Can you restate the records below word for word?

→ Excerpts from a figure dataset
----

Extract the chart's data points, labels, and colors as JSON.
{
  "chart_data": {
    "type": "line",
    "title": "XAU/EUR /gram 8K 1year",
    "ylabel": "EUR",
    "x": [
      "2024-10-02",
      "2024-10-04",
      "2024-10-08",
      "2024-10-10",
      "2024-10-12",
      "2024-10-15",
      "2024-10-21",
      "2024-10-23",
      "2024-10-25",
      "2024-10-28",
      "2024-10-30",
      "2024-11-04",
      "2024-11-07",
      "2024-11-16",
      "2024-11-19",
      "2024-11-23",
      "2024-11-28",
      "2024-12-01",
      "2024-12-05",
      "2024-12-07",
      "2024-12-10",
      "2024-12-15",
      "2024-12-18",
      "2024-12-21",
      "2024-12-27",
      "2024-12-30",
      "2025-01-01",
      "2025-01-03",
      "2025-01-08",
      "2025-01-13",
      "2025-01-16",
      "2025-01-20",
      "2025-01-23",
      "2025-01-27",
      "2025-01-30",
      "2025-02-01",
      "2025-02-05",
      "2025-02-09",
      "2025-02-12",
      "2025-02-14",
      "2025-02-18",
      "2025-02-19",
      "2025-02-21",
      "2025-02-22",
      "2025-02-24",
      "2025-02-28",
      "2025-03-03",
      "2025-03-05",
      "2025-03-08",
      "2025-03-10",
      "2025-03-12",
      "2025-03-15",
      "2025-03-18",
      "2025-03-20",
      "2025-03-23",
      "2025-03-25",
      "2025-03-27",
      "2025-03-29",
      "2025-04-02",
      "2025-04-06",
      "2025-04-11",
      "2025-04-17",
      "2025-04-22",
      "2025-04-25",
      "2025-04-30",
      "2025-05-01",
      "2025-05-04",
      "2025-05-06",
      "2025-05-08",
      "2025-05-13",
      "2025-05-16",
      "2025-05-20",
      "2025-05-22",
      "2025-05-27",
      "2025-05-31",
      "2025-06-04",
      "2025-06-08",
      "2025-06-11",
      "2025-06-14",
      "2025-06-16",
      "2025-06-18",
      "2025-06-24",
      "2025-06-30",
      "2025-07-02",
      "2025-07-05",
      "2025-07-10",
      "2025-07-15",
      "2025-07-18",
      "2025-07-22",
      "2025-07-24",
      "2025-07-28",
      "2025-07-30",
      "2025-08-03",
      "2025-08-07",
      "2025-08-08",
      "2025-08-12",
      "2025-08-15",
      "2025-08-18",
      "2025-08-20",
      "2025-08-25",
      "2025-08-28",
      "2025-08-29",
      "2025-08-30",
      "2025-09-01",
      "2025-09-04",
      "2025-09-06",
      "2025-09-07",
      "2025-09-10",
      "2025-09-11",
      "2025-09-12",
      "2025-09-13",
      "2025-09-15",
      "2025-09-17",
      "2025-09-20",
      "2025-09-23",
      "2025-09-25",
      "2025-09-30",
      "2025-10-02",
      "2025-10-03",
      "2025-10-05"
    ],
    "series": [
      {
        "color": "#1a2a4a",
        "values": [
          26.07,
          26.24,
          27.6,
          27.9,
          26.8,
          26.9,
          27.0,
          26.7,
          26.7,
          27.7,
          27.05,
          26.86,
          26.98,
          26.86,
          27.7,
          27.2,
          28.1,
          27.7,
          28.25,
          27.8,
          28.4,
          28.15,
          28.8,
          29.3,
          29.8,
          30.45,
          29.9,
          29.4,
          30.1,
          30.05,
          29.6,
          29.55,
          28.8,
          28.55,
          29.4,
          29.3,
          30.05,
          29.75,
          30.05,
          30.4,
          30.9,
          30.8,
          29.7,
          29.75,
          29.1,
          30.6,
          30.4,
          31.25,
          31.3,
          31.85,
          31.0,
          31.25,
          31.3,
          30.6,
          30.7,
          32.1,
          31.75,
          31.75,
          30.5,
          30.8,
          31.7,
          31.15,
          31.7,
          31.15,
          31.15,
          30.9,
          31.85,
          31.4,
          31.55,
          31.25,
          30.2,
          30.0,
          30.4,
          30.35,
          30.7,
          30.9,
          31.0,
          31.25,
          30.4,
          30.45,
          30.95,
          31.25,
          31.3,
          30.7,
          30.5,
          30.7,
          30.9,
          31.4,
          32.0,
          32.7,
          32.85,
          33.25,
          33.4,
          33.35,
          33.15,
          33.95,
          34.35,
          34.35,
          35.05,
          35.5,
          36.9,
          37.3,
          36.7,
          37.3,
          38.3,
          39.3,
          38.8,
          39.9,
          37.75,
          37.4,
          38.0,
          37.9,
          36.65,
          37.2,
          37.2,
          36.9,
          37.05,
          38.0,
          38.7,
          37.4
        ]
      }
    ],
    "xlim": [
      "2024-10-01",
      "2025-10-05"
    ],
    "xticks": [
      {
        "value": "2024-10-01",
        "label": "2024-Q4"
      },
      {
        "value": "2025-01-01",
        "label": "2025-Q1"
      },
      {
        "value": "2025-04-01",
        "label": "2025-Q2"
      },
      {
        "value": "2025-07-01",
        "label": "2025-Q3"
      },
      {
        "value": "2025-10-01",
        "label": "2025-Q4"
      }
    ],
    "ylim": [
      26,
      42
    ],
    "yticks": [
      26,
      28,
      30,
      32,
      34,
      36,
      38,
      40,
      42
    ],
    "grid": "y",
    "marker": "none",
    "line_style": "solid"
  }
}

----

→ Response to this exercise
Extract the chart's data points, labels, and colors as JSON.
{
  "chart_data": {
    "type": "line",
    "title": "XAU/EUR /gram 8K 1year",
    "ylabel": "EUR",
    "x": [
      "2024-10-02",
      "2024-10-04",
      "2024-10-08",
      "2024-10-10",
      "2024-10-12",
      "2024-10-15",
      "2024-10-21",
      "2024-10-23",
      "2024-10-25",
      "2024-10-28",
      "2024-10-30",
      "2024-11-04",
      "2024-11-07",
      "2024-11-16",
      "2024-11-19",
      "2024-11-23",
      "2024-11-28",
      "2024-12-01",
      "2024-12-05",
      "2024-12-07",
      "2024-12-10",
      "2024-12-15",
      "2024-12-18",
      "2024-12-21",
      "2024-12-27",
      "2024-12-30",
      "2025-01-01",
      "2025-01-03",
      "2025-01-08",
      "2025-01-13",
      "2025-01-16",
      "2025-01-20",
      "2025-01-23",
      "2025-01-27",
      "2025-01-30",
      "2025-02-01",
      "2025-02-05",
      "2025-02-09",
      "2025-02-12",
      "2025-02-14",
      "2025-02-18",
      "2025-02-19",
      "2025-02-21",
      "2025-02-22",
      "2025-02-24",
      "2025-02-28",
      "2025-03-03",
      "2025-03-05",
      "2025-03-08",
      "2025-03-10",
      "2025-03-12",
      "2025-03-15",
      "2025-03-18",
      "2025-03-20",
      "2025-03-23",
      "2025-03-25",
      "2025-03-27",
      "2025-03-29",
      "2025-04-02",
      "2025-04-06",
      "2025-04-11",
      "2025-04-17",
      "2025-04-22",
      "2025-04-25",
      "2025-04-30",
      "2025-05-01",
      "2025-05-04",
      "2025-05-06",
      "2025-05-08",
      "2025-05-13",
      "2025-05-16",
      "2025-05-20",
      "2025-05-22",
      "2025-05-27",
      "2025-05-31",
      "2025-06-04",
      "2025-06-08",
      "2025-06-11",
      "2025-06-14",
      "2025-06-16",
      "2025-06-18",
      "2025-06-24",
      "2025-06-30",
      "2025-07-02",
      "2025-07-05",
      "2025-07-10",
      "2025-07-15",
      "2025-07-18",
      "2025-07-22",
      "2025-07-24",
      "2025-07-28",
      "2025-07-30",
      "2025-08-03",
      "2025-08-07",
      "2025-08-08",
      "2025-08-12",
      "2025-08-15",
      "2025-08-18",
      "2025-08-20",
      "2025-08-25",
      "2025-08-28",
      "2025-08-29",
      "2025-08-30",
      "2025-09-01",
      "2025-09-04",
      "2025-09-06",
      "2025-09-07",
      "2025-09-10",
      "2025-09-11",
      "2025-09-12",
      "2025-09-13",
      "2025-09-15",
      "2025-09-17",
      "2025-09-20",
      "2025-09-23",
      "2025-09-25",
      "2025-09-30",
      "2025-10-02",
      "2025-10-03",
      "2025-10-05"
    ],
    "series": [
      {
        "color": "#1a2a4a",
        "values": [
          26.07,
          26.24,
          27.6,
          27.9,
          26.8,
          26.9,
          27.0,
          26.7,
          26.7,
          27.7,
          27.05,
          26.86,
          26.98,
          26.86,
          27.7,
          27.2,
          28.1,
          27.7,
          28.25,
          27.8,
          28.4,
          28.15,
          28.8,
          29.3,
          29.8,
          30.45,
          29.9,
          29.4,
          30.1,
          30.05,
          29.6,
          29.55,
          28.8,
          28.55,
          29.4,
          29.3,
          30.05,
          29.75,
          30.05,
          30.4,
          30.9,
          30.8,
          29.7,
          29.75,
          29.1,
          30.6,
          30.4,
          31.25,
          31.3,
          31.85,
          31.0,
          31.25,
          31.3,
          30.6,
          30.7,
          32.1,
          31.75,
          31.75,
          30.5,
          30.8,
          31.7,
          31.15,
          31.7,
          31.15,
          31.15,
          30.9,
          31.85,
          31.4,
          31.55,
          31.25,
          30.2,
          30.0,
          30.4,
          30.35,
          30.7,
          30.9,
          31.0,
          31.25,
          30.4,
          30.45,
          30.95,
          31.25,
          31.3,
          30.7,
          30.5,
          30.7,
          30.9,
          31.4,
          32.0,
          32.7,
          32.85,
          33.25,
          33.4,
          33.35,
          33.15,
          33.95,
          34.35,
          34.35,
          35.05,
          35.5,
          36.9,
          37.3,
          36.7,
          37.3,
          38.3,
          39.3,
          38.8,
          39.9,
          37.75,
          37.4,
          38.0,
          37.9,
          36.65,
          37.2,
          37.2,
          36.9,
          37.05,
          38.0,
          38.7,
          37.4
        ]
      }
    ],
    "xlim": [
      "2024-10-01",
      "2025-10-05"
    ],
    "xticks": [
      {
        "value": "2024-10-01",
        "label": "2024-Q4"
      },
      {
        "value": "2025-01-01",
        "label": "2025-Q1"
      },
      {
        "value": "2025-04-01",
        "label": "2025-Q2"
      },
      {
        "value": "2025-07-01",
        "label": "2025-Q3"
      },
      {
        "value": "2025-10-01",
        "label": "2025-Q4"
      }
    ],
    "ylim": [
      26,
      42
    ],
    "yticks": [
      26,
      28,
      30,
      32,
      34,
      36,
      38,
      40,
      42
    ],
    "grid": "y",
    "marker": "none",
    "line_style": "solid"
  }
}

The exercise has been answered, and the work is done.